▶ [The exercise]
Scan the listing below. Report each line that includes "intelligente".

** start Exercise materials **

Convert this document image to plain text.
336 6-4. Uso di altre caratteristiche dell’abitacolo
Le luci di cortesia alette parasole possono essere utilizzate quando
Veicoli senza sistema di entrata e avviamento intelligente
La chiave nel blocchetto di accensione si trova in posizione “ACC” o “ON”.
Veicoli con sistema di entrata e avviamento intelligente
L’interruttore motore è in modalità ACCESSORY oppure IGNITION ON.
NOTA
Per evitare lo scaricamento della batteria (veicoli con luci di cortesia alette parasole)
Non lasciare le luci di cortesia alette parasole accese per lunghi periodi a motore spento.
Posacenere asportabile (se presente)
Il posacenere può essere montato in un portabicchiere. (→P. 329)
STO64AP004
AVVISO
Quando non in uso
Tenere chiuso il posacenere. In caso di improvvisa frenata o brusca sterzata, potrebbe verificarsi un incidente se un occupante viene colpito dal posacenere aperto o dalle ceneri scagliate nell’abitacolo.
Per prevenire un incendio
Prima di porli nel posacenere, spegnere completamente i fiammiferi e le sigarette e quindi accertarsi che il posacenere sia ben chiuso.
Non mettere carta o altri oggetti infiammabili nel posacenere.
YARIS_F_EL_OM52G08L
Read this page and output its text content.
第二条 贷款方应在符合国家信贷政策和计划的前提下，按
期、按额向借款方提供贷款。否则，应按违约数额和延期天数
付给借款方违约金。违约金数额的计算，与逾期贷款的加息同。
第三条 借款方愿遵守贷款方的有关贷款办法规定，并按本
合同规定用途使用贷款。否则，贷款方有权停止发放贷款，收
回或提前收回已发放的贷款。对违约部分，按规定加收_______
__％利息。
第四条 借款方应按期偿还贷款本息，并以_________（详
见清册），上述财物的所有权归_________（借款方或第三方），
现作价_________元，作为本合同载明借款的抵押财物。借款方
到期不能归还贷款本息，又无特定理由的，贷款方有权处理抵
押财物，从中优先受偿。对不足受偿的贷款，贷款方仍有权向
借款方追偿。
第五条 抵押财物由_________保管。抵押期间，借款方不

** end Exercise materials **

▶ [Expected answer]
Veicoli senza sistema di entrata e avviamento intelligente
Veicoli con sistema di entrata e avviamento intelligente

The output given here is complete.